→ WHAT THE EXERCISE ASKS:
Consider the data that follows and state how many lines contain the string "expresada", using the number alone.

PROVIDED ENTRIES start

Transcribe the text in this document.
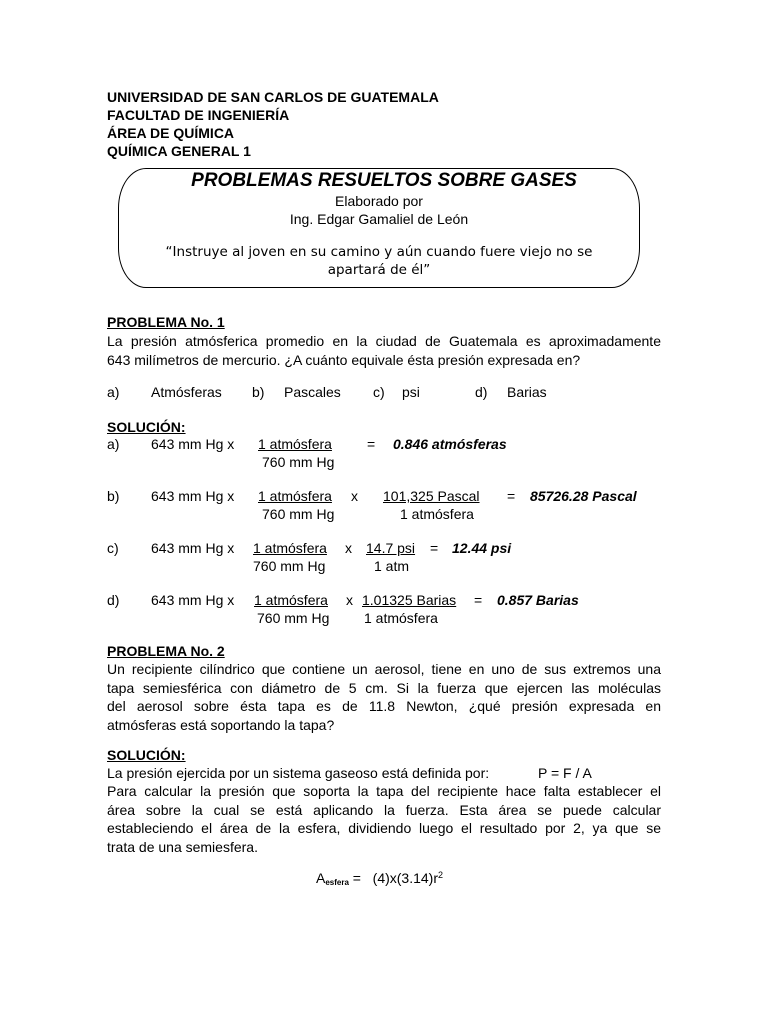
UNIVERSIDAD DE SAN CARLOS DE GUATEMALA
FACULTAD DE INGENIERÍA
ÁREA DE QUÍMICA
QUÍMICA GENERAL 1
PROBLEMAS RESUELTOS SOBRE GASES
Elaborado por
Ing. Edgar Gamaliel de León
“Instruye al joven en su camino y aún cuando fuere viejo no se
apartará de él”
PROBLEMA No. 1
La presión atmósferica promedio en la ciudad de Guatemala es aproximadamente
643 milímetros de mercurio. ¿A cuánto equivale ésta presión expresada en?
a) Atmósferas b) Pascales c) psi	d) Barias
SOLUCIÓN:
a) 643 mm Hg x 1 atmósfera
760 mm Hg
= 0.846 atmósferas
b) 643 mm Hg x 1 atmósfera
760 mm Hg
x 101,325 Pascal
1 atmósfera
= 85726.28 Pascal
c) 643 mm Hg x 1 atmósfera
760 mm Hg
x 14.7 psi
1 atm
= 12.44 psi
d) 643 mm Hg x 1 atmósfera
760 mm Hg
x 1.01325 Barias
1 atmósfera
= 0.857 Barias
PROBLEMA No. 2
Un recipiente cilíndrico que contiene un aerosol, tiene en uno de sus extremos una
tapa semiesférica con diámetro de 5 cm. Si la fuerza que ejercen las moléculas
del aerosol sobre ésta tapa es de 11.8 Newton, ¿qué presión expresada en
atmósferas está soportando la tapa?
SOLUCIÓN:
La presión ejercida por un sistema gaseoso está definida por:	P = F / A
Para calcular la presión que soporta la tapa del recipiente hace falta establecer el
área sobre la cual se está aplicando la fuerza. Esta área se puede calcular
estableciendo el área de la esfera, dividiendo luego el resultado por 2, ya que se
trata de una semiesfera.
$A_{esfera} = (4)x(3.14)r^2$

PROVIDED ENTRIES end
PROVIDED ENTRIES start

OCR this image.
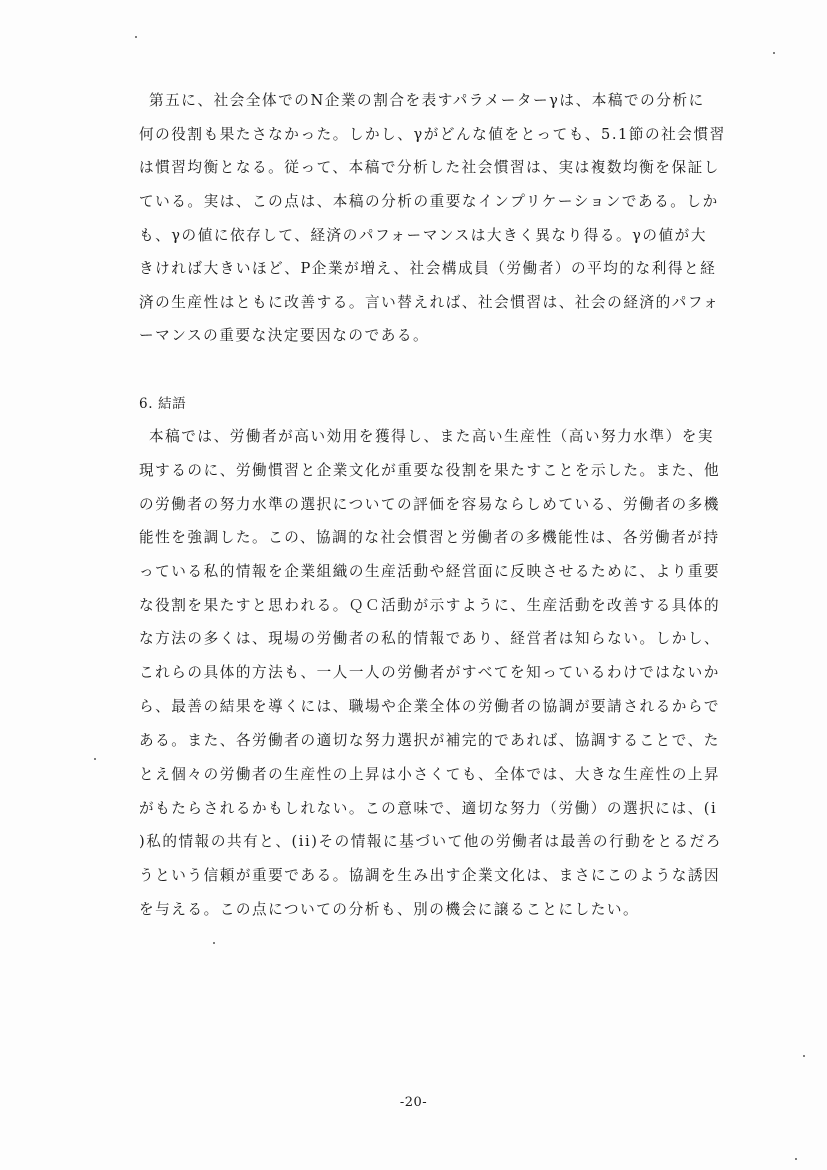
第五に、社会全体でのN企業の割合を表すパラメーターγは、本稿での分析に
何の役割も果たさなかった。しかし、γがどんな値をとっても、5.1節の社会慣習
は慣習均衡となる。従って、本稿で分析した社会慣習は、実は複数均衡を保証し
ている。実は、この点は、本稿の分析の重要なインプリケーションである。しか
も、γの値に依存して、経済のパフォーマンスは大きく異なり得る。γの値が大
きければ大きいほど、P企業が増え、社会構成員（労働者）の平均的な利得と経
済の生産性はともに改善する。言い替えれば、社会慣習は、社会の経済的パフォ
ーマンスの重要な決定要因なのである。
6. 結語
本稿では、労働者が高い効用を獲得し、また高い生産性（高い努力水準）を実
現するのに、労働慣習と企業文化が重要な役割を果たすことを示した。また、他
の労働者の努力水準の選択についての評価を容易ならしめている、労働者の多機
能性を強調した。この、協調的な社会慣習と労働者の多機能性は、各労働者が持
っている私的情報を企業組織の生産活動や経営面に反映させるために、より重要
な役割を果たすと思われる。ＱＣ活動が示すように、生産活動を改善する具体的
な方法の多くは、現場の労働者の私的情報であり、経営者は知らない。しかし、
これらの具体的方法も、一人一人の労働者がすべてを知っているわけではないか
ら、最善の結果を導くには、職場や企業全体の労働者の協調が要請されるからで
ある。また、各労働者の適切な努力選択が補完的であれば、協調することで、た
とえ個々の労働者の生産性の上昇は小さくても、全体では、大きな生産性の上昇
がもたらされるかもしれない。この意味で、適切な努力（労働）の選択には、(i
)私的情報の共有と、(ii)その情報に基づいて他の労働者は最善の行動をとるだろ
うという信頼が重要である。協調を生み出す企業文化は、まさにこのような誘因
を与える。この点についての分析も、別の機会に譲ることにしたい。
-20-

PROVIDED ENTRIES end
PROVIDED ENTRIES start

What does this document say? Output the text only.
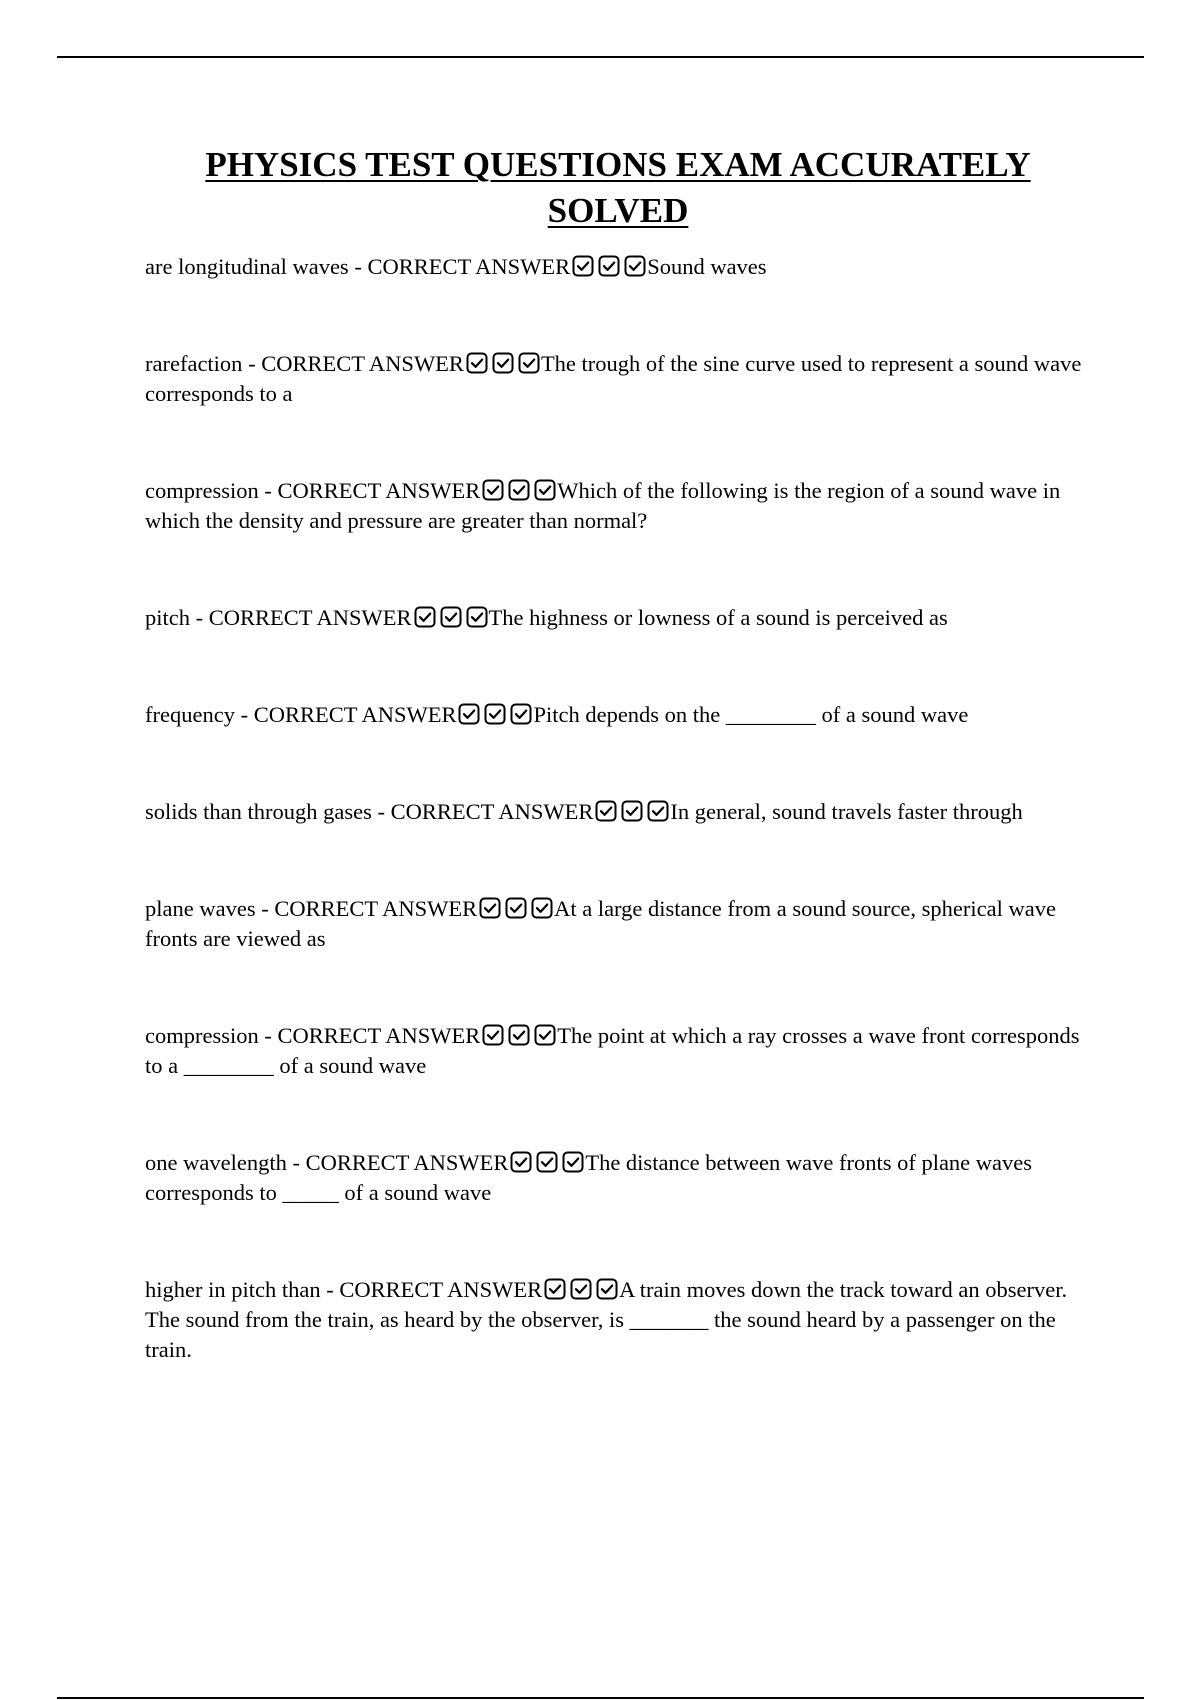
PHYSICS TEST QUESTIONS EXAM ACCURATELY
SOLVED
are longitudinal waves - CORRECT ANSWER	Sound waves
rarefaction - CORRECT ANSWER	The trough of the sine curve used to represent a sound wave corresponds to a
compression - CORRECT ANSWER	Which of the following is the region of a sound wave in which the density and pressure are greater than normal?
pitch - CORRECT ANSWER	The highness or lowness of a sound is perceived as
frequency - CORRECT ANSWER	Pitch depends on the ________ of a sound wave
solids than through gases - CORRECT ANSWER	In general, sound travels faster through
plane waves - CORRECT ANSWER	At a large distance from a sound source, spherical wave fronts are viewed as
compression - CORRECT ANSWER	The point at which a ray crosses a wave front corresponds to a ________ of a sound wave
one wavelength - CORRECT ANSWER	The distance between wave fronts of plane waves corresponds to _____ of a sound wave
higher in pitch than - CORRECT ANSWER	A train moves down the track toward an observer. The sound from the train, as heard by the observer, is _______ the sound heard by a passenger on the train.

PROVIDED ENTRIES end

→ ANSWER TO THIS TASK:
2